** START OF Material for the task **
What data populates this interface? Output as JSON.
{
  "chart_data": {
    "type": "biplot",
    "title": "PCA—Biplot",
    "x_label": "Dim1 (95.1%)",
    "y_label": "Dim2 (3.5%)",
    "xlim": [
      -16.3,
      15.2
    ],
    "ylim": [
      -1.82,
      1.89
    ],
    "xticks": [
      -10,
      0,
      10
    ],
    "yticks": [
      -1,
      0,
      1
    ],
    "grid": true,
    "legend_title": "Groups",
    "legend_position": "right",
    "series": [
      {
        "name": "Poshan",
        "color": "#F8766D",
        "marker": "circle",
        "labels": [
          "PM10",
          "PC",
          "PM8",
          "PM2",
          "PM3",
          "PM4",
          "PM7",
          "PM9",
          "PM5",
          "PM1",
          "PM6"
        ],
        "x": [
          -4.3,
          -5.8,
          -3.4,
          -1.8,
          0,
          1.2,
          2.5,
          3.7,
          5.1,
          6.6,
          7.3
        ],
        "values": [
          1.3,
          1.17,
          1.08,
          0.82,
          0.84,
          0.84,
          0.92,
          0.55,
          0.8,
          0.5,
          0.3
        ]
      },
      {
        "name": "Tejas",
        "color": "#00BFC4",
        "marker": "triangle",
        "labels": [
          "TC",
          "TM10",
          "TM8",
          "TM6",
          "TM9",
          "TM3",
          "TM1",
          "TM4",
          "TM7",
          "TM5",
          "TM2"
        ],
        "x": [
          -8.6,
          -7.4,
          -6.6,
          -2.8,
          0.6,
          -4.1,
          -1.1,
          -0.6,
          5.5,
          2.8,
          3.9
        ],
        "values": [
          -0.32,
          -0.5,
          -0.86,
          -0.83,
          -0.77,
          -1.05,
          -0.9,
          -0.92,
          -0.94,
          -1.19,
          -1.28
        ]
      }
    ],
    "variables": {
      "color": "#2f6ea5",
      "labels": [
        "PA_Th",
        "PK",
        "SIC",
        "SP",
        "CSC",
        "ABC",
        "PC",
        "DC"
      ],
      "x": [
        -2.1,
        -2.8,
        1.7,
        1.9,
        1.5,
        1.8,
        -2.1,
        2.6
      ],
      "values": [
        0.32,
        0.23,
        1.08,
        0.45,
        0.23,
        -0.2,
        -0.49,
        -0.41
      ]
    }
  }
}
** END OF Material for the task **
- **Work to be completed**
Transcribe the whole listing with nothing added or left out.

- **Exercise result**
What data populates this interface? Output as JSON.
{
  "chart_data": {
    "type": "biplot",
    "title": "PCA—Biplot",
    "x_label": "Dim1 (95.1%)",
    "y_label": "Dim2 (3.5%)",
    "xlim": [
      -16.3,
      15.2
    ],
    "ylim": [
      -1.82,
      1.89
    ],
    "xticks": [
      -10,
      0,
      10
    ],
    "yticks": [
      -1,
      0,
      1
    ],
    "grid": true,
    "legend_title": "Groups",
    "legend_position": "right",
    "series": [
      {
        "name": "Poshan",
        "color": "#F8766D",
        "marker": "circle",
        "labels": [
          "PM10",
          "PC",
          "PM8",
          "PM2",
          "PM3",
          "PM4",
          "PM7",
          "PM9",
          "PM5",
          "PM1",
          "PM6"
        ],
        "x": [
          -4.3,
          -5.8,
          -3.4,
          -1.8,
          0,
          1.2,
          2.5,
          3.7,
          5.1,
          6.6,
          7.3
        ],
        "values": [
          1.3,
          1.17,
          1.08,
          0.82,
          0.84,
          0.84,
          0.92,
          0.55,
          0.8,
          0.5,
          0.3
        ]
      },
      {
        "name": "Tejas",
        "color": "#00BFC4",
        "marker": "triangle",
        "labels": [
          "TC",
          "TM10",
          "TM8",
          "TM6",
          "TM9",
          "TM3",
          "TM1",
          "TM4",
          "TM7",
          "TM5",
          "TM2"
        ],
        "x": [
          -8.6,
          -7.4,
          -6.6,
          -2.8,
          0.6,
          -4.1,
          -1.1,
          -0.6,
          5.5,
          2.8,
          3.9
        ],
        "values": [
          -0.32,
          -0.5,
          -0.86,
          -0.83,
          -0.77,
          -1.05,
          -0.9,
          -0.92,
          -0.94,
          -1.19,
          -1.28
        ]
      }
    ],
    "variables": {
      "color": "#2f6ea5",
      "labels": [
        "PA_Th",
        "PK",
        "SIC",
        "SP",
        "CSC",
        "ABC",
        "PC",
        "DC"
      ],
      "x": [
        -2.1,
        -2.8,
        1.7,
        1.9,
        1.5,
        1.8,
        -2.1,
        2.6
      ],
      "values": [
        0.32,
        0.23,
        1.08,
        0.45,
        0.23,
        -0.2,
        -0.49,
        -0.41
      ]
    }
  }
}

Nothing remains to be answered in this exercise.